┌──

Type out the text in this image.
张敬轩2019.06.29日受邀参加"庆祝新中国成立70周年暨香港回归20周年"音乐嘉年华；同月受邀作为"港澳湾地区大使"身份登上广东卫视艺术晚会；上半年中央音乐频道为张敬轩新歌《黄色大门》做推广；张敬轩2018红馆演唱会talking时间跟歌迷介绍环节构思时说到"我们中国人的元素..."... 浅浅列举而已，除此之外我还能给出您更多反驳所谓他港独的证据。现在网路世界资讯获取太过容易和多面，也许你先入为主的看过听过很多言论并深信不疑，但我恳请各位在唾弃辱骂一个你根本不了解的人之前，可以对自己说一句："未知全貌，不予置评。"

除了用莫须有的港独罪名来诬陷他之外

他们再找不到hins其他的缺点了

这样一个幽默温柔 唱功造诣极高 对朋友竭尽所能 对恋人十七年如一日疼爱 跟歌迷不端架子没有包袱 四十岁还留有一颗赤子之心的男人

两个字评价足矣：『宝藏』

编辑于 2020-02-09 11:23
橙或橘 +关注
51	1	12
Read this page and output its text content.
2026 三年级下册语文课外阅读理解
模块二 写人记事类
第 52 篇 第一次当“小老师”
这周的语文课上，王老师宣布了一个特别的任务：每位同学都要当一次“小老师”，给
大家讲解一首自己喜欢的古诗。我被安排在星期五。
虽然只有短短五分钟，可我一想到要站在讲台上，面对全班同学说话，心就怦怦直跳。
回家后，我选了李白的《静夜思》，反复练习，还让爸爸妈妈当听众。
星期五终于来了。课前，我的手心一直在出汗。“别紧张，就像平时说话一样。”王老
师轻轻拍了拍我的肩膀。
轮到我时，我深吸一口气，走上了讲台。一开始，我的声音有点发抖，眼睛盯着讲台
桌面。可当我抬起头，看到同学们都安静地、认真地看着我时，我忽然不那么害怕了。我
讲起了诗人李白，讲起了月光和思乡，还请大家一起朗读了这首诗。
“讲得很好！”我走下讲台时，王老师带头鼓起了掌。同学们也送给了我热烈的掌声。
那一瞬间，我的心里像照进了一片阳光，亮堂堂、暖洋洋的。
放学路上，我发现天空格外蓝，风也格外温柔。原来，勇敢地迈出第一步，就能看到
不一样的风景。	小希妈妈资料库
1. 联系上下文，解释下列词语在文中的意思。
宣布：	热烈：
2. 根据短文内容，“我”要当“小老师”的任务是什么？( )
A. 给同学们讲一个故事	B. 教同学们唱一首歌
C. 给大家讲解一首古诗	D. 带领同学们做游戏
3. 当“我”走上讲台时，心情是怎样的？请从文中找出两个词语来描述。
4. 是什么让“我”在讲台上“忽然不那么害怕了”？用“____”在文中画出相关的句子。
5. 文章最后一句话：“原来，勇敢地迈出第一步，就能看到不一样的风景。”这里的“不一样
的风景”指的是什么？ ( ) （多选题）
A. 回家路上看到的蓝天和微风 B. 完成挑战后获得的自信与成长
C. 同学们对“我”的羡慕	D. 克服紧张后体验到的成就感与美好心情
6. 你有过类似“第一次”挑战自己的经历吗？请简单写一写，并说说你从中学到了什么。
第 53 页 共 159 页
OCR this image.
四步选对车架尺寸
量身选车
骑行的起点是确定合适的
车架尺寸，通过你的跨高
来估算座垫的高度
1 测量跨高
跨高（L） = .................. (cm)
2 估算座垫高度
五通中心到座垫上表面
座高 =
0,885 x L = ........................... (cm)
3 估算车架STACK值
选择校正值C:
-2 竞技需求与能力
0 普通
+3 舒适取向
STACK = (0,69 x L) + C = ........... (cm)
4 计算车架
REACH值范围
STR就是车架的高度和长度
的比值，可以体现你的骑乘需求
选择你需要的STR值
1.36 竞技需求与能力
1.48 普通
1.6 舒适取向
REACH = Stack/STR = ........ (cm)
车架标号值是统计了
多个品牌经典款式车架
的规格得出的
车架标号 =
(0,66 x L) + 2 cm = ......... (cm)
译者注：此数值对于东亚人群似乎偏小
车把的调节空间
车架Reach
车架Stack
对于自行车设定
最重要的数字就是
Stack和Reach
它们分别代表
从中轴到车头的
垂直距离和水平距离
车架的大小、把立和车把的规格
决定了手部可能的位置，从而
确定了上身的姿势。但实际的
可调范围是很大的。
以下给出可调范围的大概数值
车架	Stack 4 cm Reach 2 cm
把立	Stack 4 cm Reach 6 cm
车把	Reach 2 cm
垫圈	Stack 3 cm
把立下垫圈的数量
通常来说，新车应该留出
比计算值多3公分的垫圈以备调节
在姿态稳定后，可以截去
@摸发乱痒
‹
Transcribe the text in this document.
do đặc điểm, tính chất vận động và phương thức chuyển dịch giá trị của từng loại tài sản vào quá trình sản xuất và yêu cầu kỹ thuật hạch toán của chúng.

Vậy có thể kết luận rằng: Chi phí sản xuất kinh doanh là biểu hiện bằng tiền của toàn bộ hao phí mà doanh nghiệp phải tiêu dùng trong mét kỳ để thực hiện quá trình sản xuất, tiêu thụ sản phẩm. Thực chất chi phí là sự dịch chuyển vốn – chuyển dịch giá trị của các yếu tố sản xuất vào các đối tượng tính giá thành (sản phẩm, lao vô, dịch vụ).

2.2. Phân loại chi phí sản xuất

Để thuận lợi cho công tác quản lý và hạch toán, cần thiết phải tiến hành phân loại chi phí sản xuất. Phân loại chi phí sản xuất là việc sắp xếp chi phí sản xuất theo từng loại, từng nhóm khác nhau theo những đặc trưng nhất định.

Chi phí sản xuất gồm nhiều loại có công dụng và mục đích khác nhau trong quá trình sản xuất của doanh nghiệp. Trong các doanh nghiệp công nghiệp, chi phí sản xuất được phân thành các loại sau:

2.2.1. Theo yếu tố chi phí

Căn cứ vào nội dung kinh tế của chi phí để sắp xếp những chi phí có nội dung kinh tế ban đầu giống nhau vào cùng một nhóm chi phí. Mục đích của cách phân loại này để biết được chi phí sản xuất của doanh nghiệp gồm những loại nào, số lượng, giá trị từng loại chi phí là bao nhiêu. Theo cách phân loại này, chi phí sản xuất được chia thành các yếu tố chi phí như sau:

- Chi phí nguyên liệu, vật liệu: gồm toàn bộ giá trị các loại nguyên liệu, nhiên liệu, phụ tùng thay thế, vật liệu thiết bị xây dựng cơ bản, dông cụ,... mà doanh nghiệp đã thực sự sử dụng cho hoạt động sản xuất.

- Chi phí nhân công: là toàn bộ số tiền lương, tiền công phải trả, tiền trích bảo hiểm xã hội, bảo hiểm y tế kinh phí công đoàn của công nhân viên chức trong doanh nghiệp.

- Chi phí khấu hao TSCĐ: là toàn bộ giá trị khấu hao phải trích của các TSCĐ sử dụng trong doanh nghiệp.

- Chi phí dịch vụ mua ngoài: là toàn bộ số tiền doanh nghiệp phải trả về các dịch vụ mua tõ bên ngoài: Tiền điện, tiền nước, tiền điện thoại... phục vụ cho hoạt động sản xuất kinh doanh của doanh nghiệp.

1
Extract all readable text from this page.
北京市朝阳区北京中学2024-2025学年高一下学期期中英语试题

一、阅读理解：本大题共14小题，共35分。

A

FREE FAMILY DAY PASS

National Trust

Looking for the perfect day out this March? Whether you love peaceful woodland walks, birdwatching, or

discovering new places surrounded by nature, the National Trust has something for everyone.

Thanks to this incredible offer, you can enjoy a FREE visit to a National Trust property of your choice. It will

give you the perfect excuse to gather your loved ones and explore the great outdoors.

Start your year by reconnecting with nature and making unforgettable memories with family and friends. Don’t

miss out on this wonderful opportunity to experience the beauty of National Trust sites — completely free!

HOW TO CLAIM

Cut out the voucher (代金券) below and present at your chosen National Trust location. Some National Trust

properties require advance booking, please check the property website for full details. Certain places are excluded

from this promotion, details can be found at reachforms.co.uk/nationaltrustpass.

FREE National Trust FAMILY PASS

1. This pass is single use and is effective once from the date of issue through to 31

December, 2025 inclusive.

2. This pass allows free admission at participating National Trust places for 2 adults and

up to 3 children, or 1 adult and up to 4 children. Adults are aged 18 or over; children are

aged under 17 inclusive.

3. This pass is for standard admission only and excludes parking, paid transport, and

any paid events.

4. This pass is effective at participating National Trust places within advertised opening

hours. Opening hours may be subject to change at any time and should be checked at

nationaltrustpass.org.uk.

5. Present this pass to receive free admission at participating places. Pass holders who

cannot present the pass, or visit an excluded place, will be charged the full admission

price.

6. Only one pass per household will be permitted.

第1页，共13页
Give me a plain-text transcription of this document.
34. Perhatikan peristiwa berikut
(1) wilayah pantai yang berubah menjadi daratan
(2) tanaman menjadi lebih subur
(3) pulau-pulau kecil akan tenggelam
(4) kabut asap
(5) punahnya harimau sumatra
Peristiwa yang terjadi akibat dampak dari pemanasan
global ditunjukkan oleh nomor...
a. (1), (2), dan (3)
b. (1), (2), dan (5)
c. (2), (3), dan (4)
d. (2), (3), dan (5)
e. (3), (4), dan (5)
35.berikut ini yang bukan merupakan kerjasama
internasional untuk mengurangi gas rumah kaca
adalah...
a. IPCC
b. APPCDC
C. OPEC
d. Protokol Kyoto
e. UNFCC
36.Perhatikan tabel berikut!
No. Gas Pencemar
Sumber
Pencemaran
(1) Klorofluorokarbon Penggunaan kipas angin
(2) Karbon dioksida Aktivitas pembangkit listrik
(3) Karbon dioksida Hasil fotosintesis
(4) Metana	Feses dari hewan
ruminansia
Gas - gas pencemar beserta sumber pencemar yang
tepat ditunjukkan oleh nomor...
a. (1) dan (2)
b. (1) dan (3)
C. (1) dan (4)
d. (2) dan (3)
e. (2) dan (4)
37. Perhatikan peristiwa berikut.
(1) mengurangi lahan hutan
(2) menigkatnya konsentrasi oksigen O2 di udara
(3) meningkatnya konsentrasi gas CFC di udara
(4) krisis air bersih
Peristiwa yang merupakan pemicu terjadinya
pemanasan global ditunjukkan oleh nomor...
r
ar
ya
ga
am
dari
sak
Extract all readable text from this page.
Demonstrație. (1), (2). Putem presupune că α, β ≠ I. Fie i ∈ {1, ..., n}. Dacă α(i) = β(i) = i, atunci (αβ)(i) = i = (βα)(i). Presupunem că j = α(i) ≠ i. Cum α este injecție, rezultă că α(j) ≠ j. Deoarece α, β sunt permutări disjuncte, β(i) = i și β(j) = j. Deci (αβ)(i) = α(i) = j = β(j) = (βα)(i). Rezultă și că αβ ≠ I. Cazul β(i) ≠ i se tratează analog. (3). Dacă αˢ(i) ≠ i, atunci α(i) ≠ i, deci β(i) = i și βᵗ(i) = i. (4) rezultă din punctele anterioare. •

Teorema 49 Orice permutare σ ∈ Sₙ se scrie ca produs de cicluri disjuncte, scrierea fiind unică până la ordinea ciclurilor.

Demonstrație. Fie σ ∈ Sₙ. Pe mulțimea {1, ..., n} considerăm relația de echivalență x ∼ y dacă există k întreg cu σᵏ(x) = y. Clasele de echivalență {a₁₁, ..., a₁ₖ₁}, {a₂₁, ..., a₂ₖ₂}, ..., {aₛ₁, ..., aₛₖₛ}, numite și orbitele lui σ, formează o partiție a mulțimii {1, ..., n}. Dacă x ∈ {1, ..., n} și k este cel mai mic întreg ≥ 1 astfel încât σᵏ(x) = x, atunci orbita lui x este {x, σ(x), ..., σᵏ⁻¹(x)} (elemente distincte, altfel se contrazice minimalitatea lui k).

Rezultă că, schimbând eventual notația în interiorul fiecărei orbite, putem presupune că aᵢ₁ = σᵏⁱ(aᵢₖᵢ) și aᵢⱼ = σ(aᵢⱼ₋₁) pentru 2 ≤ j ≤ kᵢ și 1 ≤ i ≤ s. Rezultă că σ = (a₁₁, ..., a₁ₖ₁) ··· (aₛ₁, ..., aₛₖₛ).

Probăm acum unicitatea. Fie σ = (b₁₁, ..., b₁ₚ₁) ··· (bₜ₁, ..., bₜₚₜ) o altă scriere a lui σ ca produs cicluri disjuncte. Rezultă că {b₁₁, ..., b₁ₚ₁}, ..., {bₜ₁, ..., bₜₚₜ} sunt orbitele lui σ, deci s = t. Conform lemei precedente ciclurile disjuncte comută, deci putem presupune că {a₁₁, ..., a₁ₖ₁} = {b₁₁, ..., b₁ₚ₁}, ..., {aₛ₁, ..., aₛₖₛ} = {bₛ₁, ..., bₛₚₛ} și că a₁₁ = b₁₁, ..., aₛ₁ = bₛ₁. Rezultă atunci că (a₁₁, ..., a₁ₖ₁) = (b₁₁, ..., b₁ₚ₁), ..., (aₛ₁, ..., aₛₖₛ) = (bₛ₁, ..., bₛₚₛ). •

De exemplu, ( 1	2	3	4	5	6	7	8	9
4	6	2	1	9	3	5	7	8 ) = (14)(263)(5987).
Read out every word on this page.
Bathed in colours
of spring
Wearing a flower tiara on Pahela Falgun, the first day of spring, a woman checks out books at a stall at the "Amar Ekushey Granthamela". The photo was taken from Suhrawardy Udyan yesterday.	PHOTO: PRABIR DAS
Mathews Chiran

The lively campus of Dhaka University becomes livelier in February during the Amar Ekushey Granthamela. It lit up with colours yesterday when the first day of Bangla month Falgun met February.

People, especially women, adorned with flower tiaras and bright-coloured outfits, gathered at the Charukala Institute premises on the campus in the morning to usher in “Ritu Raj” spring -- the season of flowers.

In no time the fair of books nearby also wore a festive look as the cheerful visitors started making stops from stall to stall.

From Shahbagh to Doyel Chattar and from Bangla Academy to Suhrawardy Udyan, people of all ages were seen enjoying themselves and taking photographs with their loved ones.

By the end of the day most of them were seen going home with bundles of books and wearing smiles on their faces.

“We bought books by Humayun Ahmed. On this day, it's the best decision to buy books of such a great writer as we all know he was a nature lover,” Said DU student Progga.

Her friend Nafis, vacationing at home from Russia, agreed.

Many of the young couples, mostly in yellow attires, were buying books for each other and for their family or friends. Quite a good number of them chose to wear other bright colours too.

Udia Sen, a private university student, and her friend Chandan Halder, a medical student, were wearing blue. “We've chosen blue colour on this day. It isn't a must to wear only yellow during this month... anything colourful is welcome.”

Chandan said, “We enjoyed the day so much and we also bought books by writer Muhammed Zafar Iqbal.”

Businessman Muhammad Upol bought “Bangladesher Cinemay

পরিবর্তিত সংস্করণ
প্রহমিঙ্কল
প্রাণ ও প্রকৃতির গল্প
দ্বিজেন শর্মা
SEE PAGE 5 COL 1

└──

> [Job] Filter the entries down to the lines with the word "full" in them.

> [Output for this task]
properties require advance booking, please check the property website for full details. Certain places are excluded
cannot present the pass, or visit an excluded place, will be charged the full admission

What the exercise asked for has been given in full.